[Start]

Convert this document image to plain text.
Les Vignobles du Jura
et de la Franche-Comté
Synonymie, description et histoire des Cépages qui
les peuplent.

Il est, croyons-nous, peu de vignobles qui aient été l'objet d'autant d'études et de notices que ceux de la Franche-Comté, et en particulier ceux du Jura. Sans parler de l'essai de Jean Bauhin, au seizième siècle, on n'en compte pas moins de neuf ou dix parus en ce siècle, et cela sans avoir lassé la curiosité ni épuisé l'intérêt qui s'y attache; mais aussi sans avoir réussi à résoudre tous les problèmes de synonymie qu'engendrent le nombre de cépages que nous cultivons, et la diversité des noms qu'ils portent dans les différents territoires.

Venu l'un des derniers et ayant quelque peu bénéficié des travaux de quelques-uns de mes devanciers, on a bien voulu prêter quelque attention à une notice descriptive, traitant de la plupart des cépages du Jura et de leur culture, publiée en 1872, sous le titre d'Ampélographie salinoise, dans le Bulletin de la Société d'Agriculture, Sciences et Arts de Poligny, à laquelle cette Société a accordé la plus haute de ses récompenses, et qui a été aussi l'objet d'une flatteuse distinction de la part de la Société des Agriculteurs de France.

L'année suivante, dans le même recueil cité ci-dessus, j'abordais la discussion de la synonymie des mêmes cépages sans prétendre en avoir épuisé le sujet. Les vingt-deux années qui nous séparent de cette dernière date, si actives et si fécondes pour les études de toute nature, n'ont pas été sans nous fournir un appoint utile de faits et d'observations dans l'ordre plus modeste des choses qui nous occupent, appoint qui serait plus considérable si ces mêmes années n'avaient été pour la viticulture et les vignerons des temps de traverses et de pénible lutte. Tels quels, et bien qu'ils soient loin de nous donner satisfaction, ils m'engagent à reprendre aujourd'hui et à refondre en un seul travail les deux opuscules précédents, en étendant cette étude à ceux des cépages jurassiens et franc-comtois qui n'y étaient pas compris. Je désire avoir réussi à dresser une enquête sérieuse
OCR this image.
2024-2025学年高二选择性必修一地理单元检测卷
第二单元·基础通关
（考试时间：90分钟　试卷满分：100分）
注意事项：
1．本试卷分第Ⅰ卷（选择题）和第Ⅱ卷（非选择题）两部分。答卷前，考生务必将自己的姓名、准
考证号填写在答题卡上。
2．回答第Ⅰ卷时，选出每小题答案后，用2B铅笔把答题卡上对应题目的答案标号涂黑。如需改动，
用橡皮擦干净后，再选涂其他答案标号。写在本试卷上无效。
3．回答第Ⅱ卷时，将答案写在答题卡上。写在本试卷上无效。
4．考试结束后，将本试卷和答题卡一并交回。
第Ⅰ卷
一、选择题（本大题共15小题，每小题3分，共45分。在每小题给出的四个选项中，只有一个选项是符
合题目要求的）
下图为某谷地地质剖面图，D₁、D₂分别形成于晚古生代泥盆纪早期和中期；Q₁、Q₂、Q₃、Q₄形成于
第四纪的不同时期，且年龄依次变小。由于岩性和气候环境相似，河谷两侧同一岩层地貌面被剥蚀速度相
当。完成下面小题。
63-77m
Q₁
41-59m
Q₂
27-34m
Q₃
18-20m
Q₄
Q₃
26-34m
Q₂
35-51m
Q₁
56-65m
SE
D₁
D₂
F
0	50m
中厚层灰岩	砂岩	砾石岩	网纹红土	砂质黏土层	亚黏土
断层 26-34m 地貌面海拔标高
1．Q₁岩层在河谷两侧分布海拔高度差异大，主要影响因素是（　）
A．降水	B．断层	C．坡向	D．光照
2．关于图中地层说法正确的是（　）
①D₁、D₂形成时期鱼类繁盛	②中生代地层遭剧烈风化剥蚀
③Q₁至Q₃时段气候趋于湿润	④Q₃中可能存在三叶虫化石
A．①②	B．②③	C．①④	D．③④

[End]

**Aim of the task**
Give again the lines from the line holding "OCR this image." through the close of the listing, both included, exactly as written and with nothing else.

**Response**
OCR this image.
2024-2025学年高二选择性必修一地理单元检测卷
第二单元·基础通关
（考试时间：90分钟　试卷满分：100分）
注意事项：
1．本试卷分第Ⅰ卷（选择题）和第Ⅱ卷（非选择题）两部分。答卷前，考生务必将自己的姓名、准
考证号填写在答题卡上。
2．回答第Ⅰ卷时，选出每小题答案后，用2B铅笔把答题卡上对应题目的答案标号涂黑。如需改动，
用橡皮擦干净后，再选涂其他答案标号。写在本试卷上无效。
3．回答第Ⅱ卷时，将答案写在答题卡上。写在本试卷上无效。
4．考试结束后，将本试卷和答题卡一并交回。
第Ⅰ卷
一、选择题（本大题共15小题，每小题3分，共45分。在每小题给出的四个选项中，只有一个选项是符
合题目要求的）
下图为某谷地地质剖面图，D₁、D₂分别形成于晚古生代泥盆纪早期和中期；Q₁、Q₂、Q₃、Q₄形成于
第四纪的不同时期，且年龄依次变小。由于岩性和气候环境相似，河谷两侧同一岩层地貌面被剥蚀速度相
当。完成下面小题。
63-77m
Q₁
41-59m
Q₂
27-34m
Q₃
18-20m
Q₄
Q₃
26-34m
Q₂
35-51m
Q₁
56-65m
SE
D₁
D₂
F
0	50m
中厚层灰岩	砂岩	砾石岩	网纹红土	砂质黏土层	亚黏土
断层 26-34m 地貌面海拔标高
1．Q₁岩层在河谷两侧分布海拔高度差异大，主要影响因素是（　）
A．降水	B．断层	C．坡向	D．光照
2．关于图中地层说法正确的是（　）
①D₁、D₂形成时期鱼类繁盛	②中生代地层遭剧烈风化剥蚀
③Q₁至Q₃时段气候趋于湿润	④Q₃中可能存在三叶虫化石
A．①②	B．②③	C．①④	D．③④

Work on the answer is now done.